SET TASK A:
Rewrite the entries below, changing "phone screenshot" to "mobile screenshot" and keeping everything else the same. Omit the pictures from your answer.

Friday, April 13, 2018

Lunch Date

Dan and I had a lunch date today with six friends.  It was cheery, full of conversation and good food.  I should mention  all of us in the lunch group are older than 72 with two in their 80s and Calvin is in his 90s. 

Our friend Irma from Clinton set it up.  We only drove because it was our turn.  Irma, Dan and I often hit some of the local four star eateries:  Poor Farm at Clinton, Conrads at Overbrook, Berryton UMC meal night and of course our Stull UMC meal night. 

This time we picked up our friends and traveled to Pioneer Ridge Retirement Center in Lawrence where Judy resides.  Before we settled in the restaurant, we took a little tour of the facility.  There is a huge meeting room available for residents for no charge, there is a workout center where the machines are electronically matched to each residents arm band, and there is a room with big screen TV, pool table, fireplace  and a nicely stocked bar.  I think owners of these facilities are seeing us baby boomers coming!

Dan and I had the mushroom cheese hamburger sandwich, some of the others had mac and cheese and chicken salad sandwich. The portions were for people who are sedentary, but it was all very good.   They have waitresses and a chef.

Irma, retired BSN,  made an interesting observation.  She said a retirement center like Pioneer Ridge is a community within a community.  Most residents know and watch after each other.   They eat and socialize together, but have their little apartment when they want solitude.   By combining resources, they bring in lecturers, show movies every day and takes trips in their bus. 

One of the residents out and about we instantly recognized.  Judy introduced us to a published author. So, you have people who are well known by their accomplishments, others who are well known because they are good listeners and others who just make people laugh.  Just as it is as we live in our wider communities.

The transition from home to a retirement facility comes more easily for some than others.  It seems to me that the most happy residents today were with a group of friends.  In the end, as we grow old, it might be our friends, not our doctor, who are able to make us feel the best.

Monday, April 09, 2018

White Sands National Monument

First, here is a Smug Mug link to more pictures.

SET TASK B:
Answer these questions about the lunch date post above:
(i) Where does Judy live?
(ii) What did Dan and the writer have for lunch?
(iii) What is Irma's former profession?

RECORDS FOR THE TASK:
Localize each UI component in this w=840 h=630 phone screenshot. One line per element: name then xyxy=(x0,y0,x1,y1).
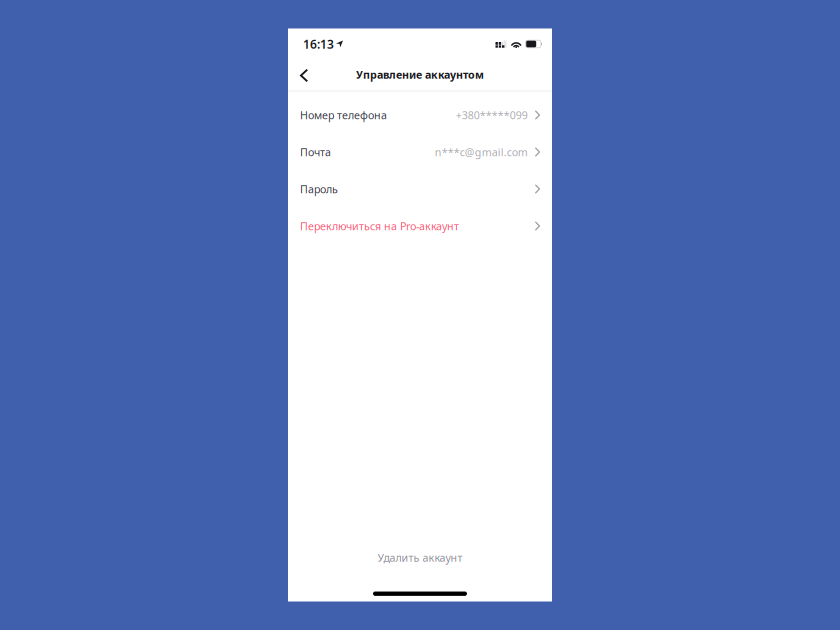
staticText: 16:13 xyxy=(303,36,334,52)
staticText: +380*****099 xyxy=(456,108,528,122)
staticText: Почта xyxy=(300,145,331,159)
staticText: Номер телефона xyxy=(300,108,387,122)
staticText: Управление аккаунтом xyxy=(356,67,484,82)
button[interactable]: Почта xyxy=(288,134,552,170)
button[interactable]: Номер телефона xyxy=(288,96,552,134)
button[interactable]: Back xyxy=(288,60,318,91)
staticText: Переключиться на Pro-аккаунт xyxy=(300,219,459,233)
staticText: n***c@gmail.com xyxy=(435,145,528,159)
staticText: Удалить аккаунт xyxy=(378,550,462,565)
button[interactable]: Пароль xyxy=(288,170,552,208)
staticText: Пароль xyxy=(300,182,338,196)
button[interactable]: Удалить аккаунт xyxy=(360,546,480,568)
button[interactable]: Переключиться на Pro-аккаунт xyxy=(288,208,552,244)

EXPECTED OUTPUT A:
Localize each UI component in this w=840 h=630 mobile screenshot. One line per element: name then xyxy=(x0,y0,x1,y1).
staticText: 16:13 xyxy=(303,36,334,52)
staticText: +380*****099 xyxy=(456,108,528,122)
staticText: Почта xyxy=(300,145,331,159)
staticText: Номер телефона xyxy=(300,108,387,122)
staticText: Управление аккаунтом xyxy=(356,67,484,82)
button[interactable]: Почта xyxy=(288,134,552,170)
button[interactable]: Номер телефона xyxy=(288,96,552,134)
button[interactable]: Back xyxy=(288,60,318,91)
staticText: Переключиться на Pro-аккаунт xyxy=(300,219,459,233)
staticText: n***c@gmail.com xyxy=(435,145,528,159)
staticText: Удалить аккаунт xyxy=(378,550,462,565)
button[interactable]: Пароль xyxy=(288,170,552,208)
staticText: Пароль xyxy=(300,182,338,196)
button[interactable]: Удалить аккаунт xyxy=(360,546,480,568)
button[interactable]: Переключиться на Pro-аккаунт xyxy=(288,208,552,244)

EXPECTED OUTPUT B:
(i) Pioneer Ridge Retirement Center in Lawrence
(ii) The mushroom cheese hamburger sandwich
(iii) She is a retired BSN.